• Task prompt: Drop every picture and give the entries back exactly.

• Records from a collection:
◇ ◇ ◇

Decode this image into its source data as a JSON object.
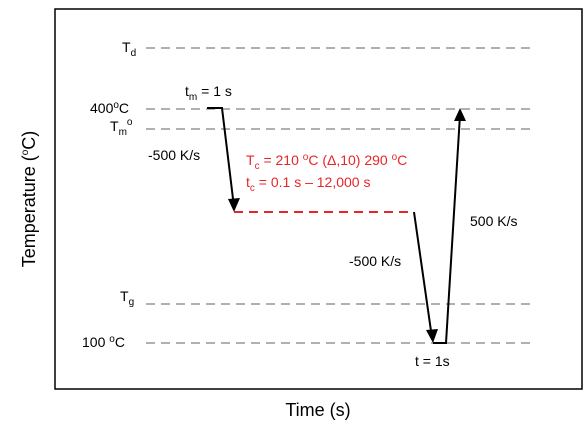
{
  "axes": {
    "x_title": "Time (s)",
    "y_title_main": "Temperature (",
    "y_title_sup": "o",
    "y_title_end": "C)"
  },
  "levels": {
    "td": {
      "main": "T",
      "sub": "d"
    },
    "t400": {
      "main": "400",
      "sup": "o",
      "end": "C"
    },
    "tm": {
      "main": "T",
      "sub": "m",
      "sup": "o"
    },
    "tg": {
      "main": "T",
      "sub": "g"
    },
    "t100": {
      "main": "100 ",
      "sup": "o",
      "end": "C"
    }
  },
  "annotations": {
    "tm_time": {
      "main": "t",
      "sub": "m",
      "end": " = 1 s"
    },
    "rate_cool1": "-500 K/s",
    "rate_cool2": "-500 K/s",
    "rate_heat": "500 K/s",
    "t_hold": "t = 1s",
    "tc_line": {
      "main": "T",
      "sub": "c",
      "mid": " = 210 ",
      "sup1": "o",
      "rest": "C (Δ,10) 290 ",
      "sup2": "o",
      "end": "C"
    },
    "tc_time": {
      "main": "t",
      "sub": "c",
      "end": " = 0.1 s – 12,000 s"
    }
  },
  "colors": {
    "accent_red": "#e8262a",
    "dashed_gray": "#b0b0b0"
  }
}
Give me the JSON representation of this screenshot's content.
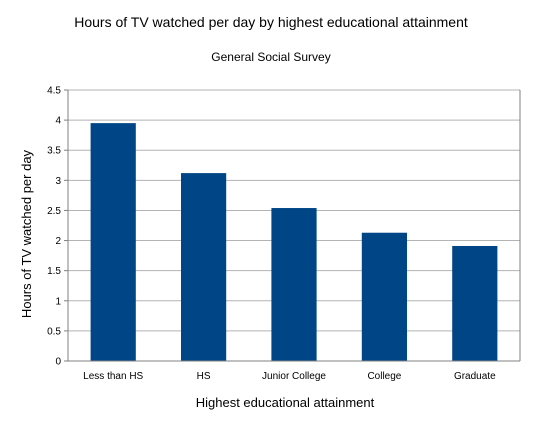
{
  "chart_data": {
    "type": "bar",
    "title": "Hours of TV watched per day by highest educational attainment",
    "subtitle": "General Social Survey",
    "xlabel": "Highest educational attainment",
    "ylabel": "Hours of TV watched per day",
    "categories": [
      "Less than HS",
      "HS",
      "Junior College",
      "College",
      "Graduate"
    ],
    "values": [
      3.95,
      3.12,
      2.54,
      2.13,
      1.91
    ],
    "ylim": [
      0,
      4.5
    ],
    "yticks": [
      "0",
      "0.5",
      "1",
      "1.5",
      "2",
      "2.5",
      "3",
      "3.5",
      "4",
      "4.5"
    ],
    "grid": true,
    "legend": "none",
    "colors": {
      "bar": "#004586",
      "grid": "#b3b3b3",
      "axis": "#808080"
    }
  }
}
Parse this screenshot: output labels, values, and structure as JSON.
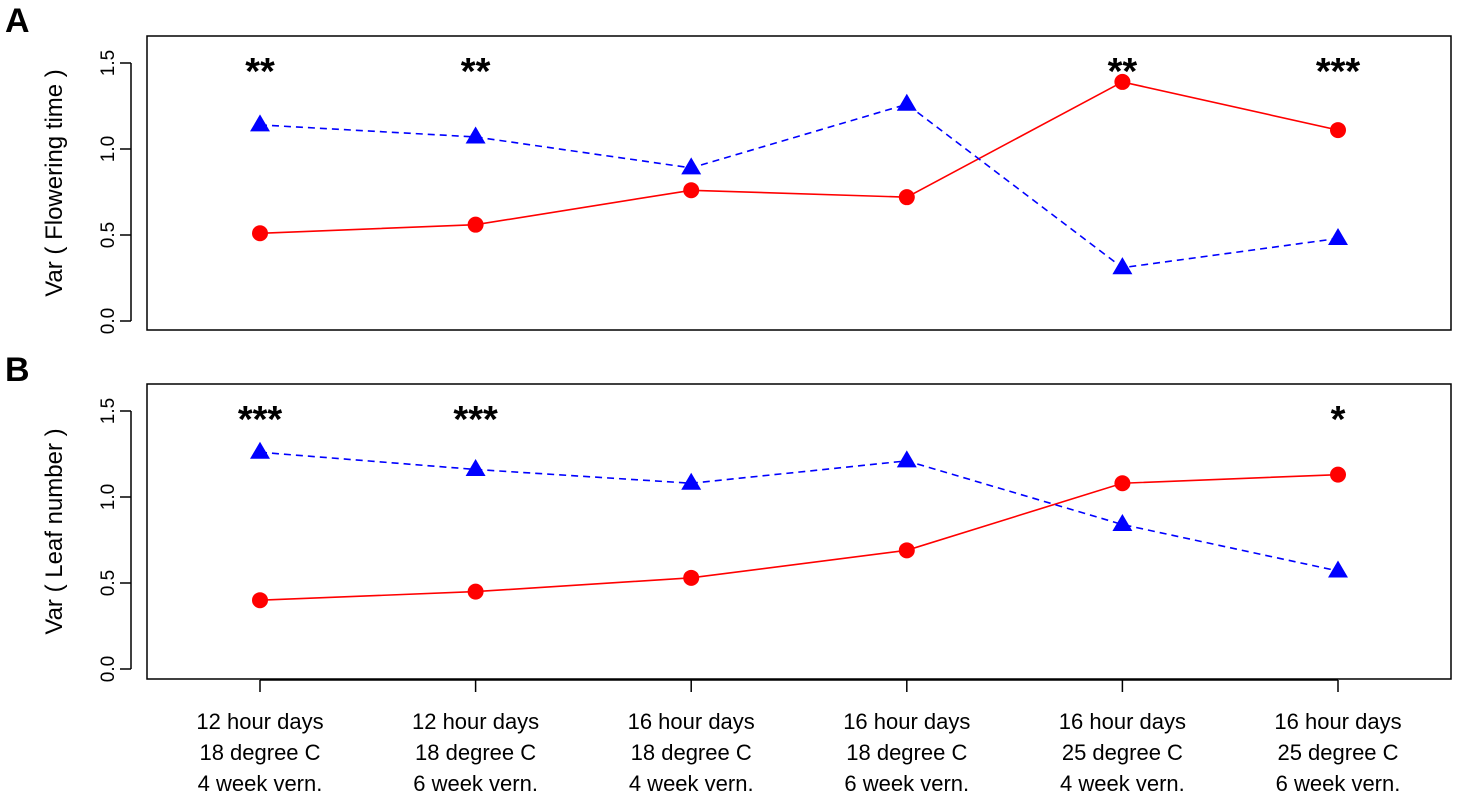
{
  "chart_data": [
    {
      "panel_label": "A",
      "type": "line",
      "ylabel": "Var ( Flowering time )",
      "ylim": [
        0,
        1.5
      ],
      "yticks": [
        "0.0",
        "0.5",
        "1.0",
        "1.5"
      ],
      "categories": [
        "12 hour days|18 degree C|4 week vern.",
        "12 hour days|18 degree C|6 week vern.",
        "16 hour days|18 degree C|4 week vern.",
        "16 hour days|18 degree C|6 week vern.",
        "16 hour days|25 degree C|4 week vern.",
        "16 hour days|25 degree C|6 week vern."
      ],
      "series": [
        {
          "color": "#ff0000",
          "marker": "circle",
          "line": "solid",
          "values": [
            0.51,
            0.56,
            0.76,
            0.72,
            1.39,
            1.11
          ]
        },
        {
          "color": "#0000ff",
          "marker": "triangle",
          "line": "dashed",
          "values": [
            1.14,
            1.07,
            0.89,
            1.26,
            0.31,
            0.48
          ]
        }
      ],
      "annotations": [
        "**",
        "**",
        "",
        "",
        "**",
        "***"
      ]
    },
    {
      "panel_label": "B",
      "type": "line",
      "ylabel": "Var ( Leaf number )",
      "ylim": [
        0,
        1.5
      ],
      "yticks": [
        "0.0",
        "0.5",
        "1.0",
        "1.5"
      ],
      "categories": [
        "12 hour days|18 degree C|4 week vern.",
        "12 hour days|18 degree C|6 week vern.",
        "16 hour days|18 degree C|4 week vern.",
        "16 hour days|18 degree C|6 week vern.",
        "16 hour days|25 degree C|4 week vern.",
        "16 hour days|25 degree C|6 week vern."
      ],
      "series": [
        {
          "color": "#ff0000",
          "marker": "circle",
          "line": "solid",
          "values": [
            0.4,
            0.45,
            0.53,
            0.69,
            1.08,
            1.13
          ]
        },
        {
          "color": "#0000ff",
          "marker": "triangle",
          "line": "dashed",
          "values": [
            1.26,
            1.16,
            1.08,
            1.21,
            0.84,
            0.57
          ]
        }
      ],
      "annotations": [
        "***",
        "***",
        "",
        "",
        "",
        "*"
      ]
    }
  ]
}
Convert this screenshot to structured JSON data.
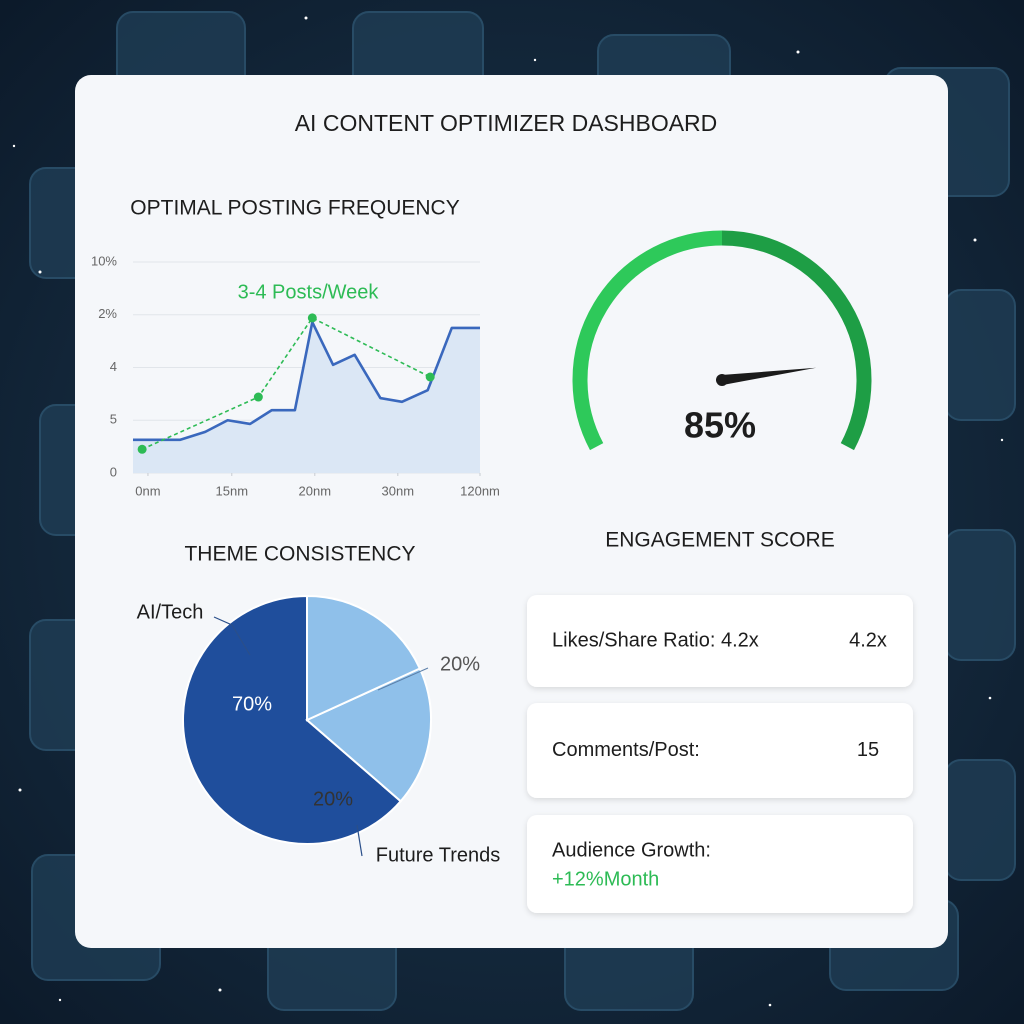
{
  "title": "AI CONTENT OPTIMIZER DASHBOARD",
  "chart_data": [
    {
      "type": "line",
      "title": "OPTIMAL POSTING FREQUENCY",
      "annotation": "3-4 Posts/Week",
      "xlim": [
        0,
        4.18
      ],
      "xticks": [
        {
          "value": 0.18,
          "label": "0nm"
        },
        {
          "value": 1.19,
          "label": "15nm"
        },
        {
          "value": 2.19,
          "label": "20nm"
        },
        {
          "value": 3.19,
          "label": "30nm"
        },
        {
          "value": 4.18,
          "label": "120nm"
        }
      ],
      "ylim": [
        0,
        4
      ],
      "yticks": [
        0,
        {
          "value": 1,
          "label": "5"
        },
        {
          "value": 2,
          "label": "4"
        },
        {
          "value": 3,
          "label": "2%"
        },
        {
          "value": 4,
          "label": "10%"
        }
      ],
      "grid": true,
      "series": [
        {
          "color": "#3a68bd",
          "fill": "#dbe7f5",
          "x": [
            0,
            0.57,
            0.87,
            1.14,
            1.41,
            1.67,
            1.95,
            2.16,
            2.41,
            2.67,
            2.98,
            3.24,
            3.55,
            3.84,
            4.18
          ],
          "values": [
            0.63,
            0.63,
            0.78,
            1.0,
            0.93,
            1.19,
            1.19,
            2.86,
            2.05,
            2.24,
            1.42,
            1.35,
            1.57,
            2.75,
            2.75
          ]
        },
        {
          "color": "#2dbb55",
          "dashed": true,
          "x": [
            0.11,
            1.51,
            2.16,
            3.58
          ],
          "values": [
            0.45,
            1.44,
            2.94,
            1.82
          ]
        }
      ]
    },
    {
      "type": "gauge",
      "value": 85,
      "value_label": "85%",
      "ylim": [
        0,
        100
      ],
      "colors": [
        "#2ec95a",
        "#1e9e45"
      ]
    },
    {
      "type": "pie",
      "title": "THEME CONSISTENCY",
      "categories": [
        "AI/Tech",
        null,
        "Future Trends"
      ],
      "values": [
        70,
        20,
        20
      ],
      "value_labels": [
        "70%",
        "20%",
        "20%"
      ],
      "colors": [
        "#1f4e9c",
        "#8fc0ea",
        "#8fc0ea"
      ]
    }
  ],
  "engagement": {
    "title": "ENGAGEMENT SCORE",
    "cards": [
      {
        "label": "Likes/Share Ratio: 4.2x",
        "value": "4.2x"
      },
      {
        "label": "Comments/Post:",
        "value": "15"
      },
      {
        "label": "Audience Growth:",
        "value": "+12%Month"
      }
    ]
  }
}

◇ ◇ ◇

• Final result:
Decode this image into its source data as a JSON object.
{
  "axes": {
    "x_title": "Time (s)",
    "y_title_main": "Temperature (",
    "y_title_sup": "o",
    "y_title_end": "C)"
  },
  "levels": {
    "td": {
      "main": "T",
      "sub": "d"
    },
    "t400": {
      "main": "400",
      "sup": "o",
      "end": "C"
    },
    "tm": {
      "main": "T",
      "sub": "m",
      "sup": "o"
    },
    "tg": {
      "main": "T",
      "sub": "g"
    },
    "t100": {
      "main": "100 ",
      "sup": "o",
      "end": "C"
    }
  },
  "annotations": {
    "tm_time": {
      "main": "t",
      "sub": "m",
      "end": " = 1 s"
    },
    "rate_cool1": "-500 K/s",
    "rate_cool2": "-500 K/s",
    "rate_heat": "500 K/s",
    "t_hold": "t = 1s",
    "tc_line": {
      "main": "T",
      "sub": "c",
      "mid": " = 210 ",
      "sup1": "o",
      "rest": "C (Δ,10) 290 ",
      "sup2": "o",
      "end": "C"
    },
    "tc_time": {
      "main": "t",
      "sub": "c",
      "end": " = 0.1 s – 12,000 s"
    }
  },
  "colors": {
    "accent_red": "#e8262a",
    "dashed_gray": "#b0b0b0"
  }
}
Give me the JSON representation of this screenshot's content.
{
  "chart_data": {
    "type": "bar",
    "title": "Hours of TV watched per day by highest educational attainment",
    "subtitle": "General Social Survey",
    "xlabel": "Highest educational attainment",
    "ylabel": "Hours of TV watched per day",
    "categories": [
      "Less than HS",
      "HS",
      "Junior College",
      "College",
      "Graduate"
    ],
    "values": [
      3.95,
      3.12,
      2.54,
      2.13,
      1.91
    ],
    "ylim": [
      0,
      4.5
    ],
    "yticks": [
      "0",
      "0.5",
      "1",
      "1.5",
      "2",
      "2.5",
      "3",
      "3.5",
      "4",
      "4.5"
    ],
    "grid": true,
    "legend": "none",
    "colors": {
      "bar": "#004586",
      "grid": "#b3b3b3",
      "axis": "#808080"
    }
  }
}
Parse this screenshot: output labels, values, and structure as JSON.
{
  "chart_data": [
    {
      "panel_label": "A",
      "type": "line",
      "ylabel": "Var ( Flowering time )",
      "ylim": [
        0,
        1.5
      ],
      "yticks": [
        "0.0",
        "0.5",
        "1.0",
        "1.5"
      ],
      "categories": [
        "12 hour days|18 degree C|4 week vern.",
        "12 hour days|18 degree C|6 week vern.",
        "16 hour days|18 degree C|4 week vern.",
        "16 hour days|18 degree C|6 week vern.",
        "16 hour days|25 degree C|4 week vern.",
        "16 hour days|25 degree C|6 week vern."
      ],
      "series": [
        {
          "color": "#ff0000",
          "marker": "circle",
          "line": "solid",
          "values": [
            0.51,
            0.56,
            0.76,
            0.72,
            1.39,
            1.11
          ]
        },
        {
          "color": "#0000ff",
          "marker": "triangle",
          "line": "dashed",
          "values": [
            1.14,
            1.07,
            0.89,
            1.26,
            0.31,
            0.48
          ]
        }
      ],
      "annotations": [
        "**",
        "**",
        "",
        "",
        "**",
        "***"
      ]
    },
    {
      "panel_label": "B",
      "type": "line",
      "ylabel": "Var ( Leaf number )",
      "ylim": [
        0,
        1.5
      ],
      "yticks": [
        "0.0",
        "0.5",
        "1.0",
        "1.5"
      ],
      "categories": [
        "12 hour days|18 degree C|4 week vern.",
        "12 hour days|18 degree C|6 week vern.",
        "16 hour days|18 degree C|4 week vern.",
        "16 hour days|18 degree C|6 week vern.",
        "16 hour days|25 degree C|4 week vern.",
        "16 hour days|25 degree C|6 week vern."
      ],
      "series": [
        {
          "color": "#ff0000",
          "marker": "circle",
          "line": "solid",
          "values": [
            0.4,
            0.45,
            0.53,
            0.69,
            1.08,
            1.13
          ]
        },
        {
          "color": "#0000ff",
          "marker": "triangle",
          "line": "dashed",
          "values": [
            1.26,
            1.16,
            1.08,
            1.21,
            0.84,
            0.57
          ]
        }
      ],
      "annotations": [
        "***",
        "***",
        "",
        "",
        "",
        "*"
      ]
    }
  ]
}
Convert this screenshot to structured JSON data.
{
  "title": "AI CONTENT OPTIMIZER DASHBOARD",
  "chart_data": [
    {
      "type": "line",
      "title": "OPTIMAL POSTING FREQUENCY",
      "annotation": "3-4 Posts/Week",
      "xlim": [
        0,
        4.18
      ],
      "xticks": [
        {
          "value": 0.18,
          "label": "0nm"
        },
        {
          "value": 1.19,
          "label": "15nm"
        },
        {
          "value": 2.19,
          "label": "20nm"
        },
        {
          "value": 3.19,
          "label": "30nm"
        },
        {
          "value": 4.18,
          "label": "120nm"
        }
      ],
      "ylim": [
        0,
        4
      ],
      "yticks": [
        0,
        {
          "value": 1,
          "label": "5"
        },
        {
          "value": 2,
          "label": "4"
        },
        {
          "value": 3,
          "label": "2%"
        },
        {
          "value": 4,
          "label": "10%"
        }
      ],
      "grid": true,
      "series": [
        {
          "color": "#3a68bd",
          "fill": "#dbe7f5",
          "x": [
            0,
            0.57,
            0.87,
            1.14,
            1.41,
            1.67,
            1.95,
            2.16,
            2.41,
            2.67,
            2.98,
            3.24,
            3.55,
            3.84,
            4.18
          ],
          "values": [
            0.63,
            0.63,
            0.78,
            1.0,
            0.93,
            1.19,
            1.19,
            2.86,
            2.05,
            2.24,
            1.42,
            1.35,
            1.57,
            2.75,
            2.75
          ]
        },
        {
          "color": "#2dbb55",
          "dashed": true,
          "x": [
            0.11,
            1.51,
            2.16,
            3.58
          ],
          "values": [
            0.45,
            1.44,
            2.94,
            1.82
          ]
        }
      ]
    },
    {
      "type": "gauge",
      "value": 85,
      "value_label": "85%",
      "ylim": [
        0,
        100
      ],
      "colors": [
        "#2ec95a",
        "#1e9e45"
      ]
    },
    {
      "type": "pie",
      "title": "THEME CONSISTENCY",
      "categories": [
        "AI/Tech",
        null,
        "Future Trends"
      ],
      "values": [
        70,
        20,
        20
      ],
      "value_labels": [
        "70%",
        "20%",
        "20%"
      ],
      "colors": [
        "#1f4e9c",
        "#8fc0ea",
        "#8fc0ea"
      ]
    }
  ],
  "engagement": {
    "title": "ENGAGEMENT SCORE",
    "cards": [
      {
        "label": "Likes/Share Ratio: 4.2x",
        "value": "4.2x"
      },
      {
        "label": "Comments/Post:",
        "value": "15"
      },
      {
        "label": "Audience Growth:",
        "value": "+12%Month"
      }
    ]
  }
}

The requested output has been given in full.